> Given exercise:
Set down each line of the material that follows, exactly, with no pictures.

> Data to use:
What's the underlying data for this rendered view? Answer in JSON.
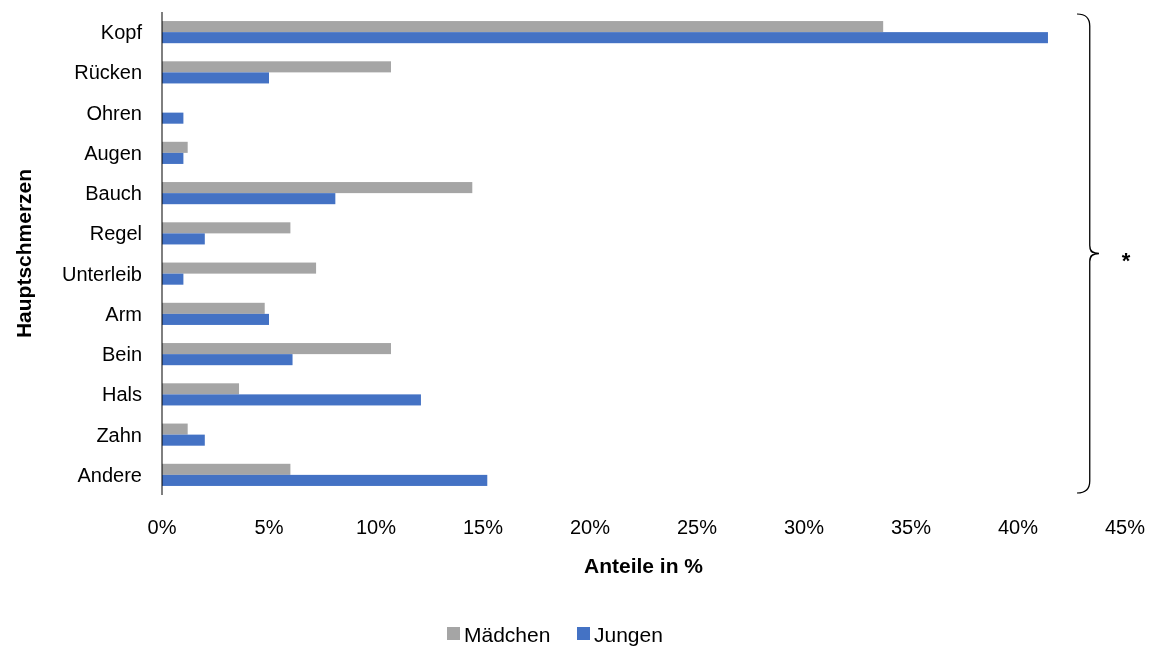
{
  "chart_data": {
    "type": "bar",
    "orientation": "horizontal",
    "xlabel": "Anteile in %",
    "ylabel": "Hauptschmerzen",
    "categories": [
      "Kopf",
      "Rücken",
      "Ohren",
      "Augen",
      "Bauch",
      "Regel",
      "Unterleib",
      "Arm",
      "Bein",
      "Hals",
      "Zahn",
      "Andere"
    ],
    "series": [
      {
        "name": "Mädchen",
        "color": "#a5a5a5",
        "values": [
          33.7,
          10.7,
          0,
          1.2,
          14.5,
          6.0,
          7.2,
          4.8,
          10.7,
          3.6,
          1.2,
          6.0
        ]
      },
      {
        "name": "Jungen",
        "color": "#4472c4",
        "values": [
          41.4,
          5.0,
          1.0,
          1.0,
          8.1,
          2.0,
          1.0,
          5.0,
          6.1,
          12.1,
          2.0,
          15.2
        ]
      }
    ],
    "xlim": [
      0,
      45
    ],
    "xticks": [
      {
        "value": 0,
        "label": "0%"
      },
      {
        "value": 5,
        "label": "5%"
      },
      {
        "value": 10,
        "label": "10%"
      },
      {
        "value": 15,
        "label": "15%"
      },
      {
        "value": 20,
        "label": "20%"
      },
      {
        "value": 25,
        "label": "25%"
      },
      {
        "value": 30,
        "label": "30%"
      },
      {
        "value": 35,
        "label": "35%"
      },
      {
        "value": 40,
        "label": "40%"
      },
      {
        "value": 45,
        "label": "45%"
      }
    ],
    "annotations": [
      "*"
    ],
    "legend": "bottom",
    "grid": false
  }
}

> The completed task:
What's the underlying data for this rendered view? Answer in JSON.
{
  "chart_data": {
    "type": "bar",
    "orientation": "horizontal",
    "xlabel": "Anteile in %",
    "ylabel": "Hauptschmerzen",
    "categories": [
      "Kopf",
      "Rücken",
      "Ohren",
      "Augen",
      "Bauch",
      "Regel",
      "Unterleib",
      "Arm",
      "Bein",
      "Hals",
      "Zahn",
      "Andere"
    ],
    "series": [
      {
        "name": "Mädchen",
        "color": "#a5a5a5",
        "values": [
          33.7,
          10.7,
          0,
          1.2,
          14.5,
          6.0,
          7.2,
          4.8,
          10.7,
          3.6,
          1.2,
          6.0
        ]
      },
      {
        "name": "Jungen",
        "color": "#4472c4",
        "values": [
          41.4,
          5.0,
          1.0,
          1.0,
          8.1,
          2.0,
          1.0,
          5.0,
          6.1,
          12.1,
          2.0,
          15.2
        ]
      }
    ],
    "xlim": [
      0,
      45
    ],
    "xticks": [
      {
        "value": 0,
        "label": "0%"
      },
      {
        "value": 5,
        "label": "5%"
      },
      {
        "value": 10,
        "label": "10%"
      },
      {
        "value": 15,
        "label": "15%"
      },
      {
        "value": 20,
        "label": "20%"
      },
      {
        "value": 25,
        "label": "25%"
      },
      {
        "value": 30,
        "label": "30%"
      },
      {
        "value": 35,
        "label": "35%"
      },
      {
        "value": 40,
        "label": "40%"
      },
      {
        "value": 45,
        "label": "45%"
      }
    ],
    "annotations": [
      "*"
    ],
    "legend": "bottom",
    "grid": false
  }
}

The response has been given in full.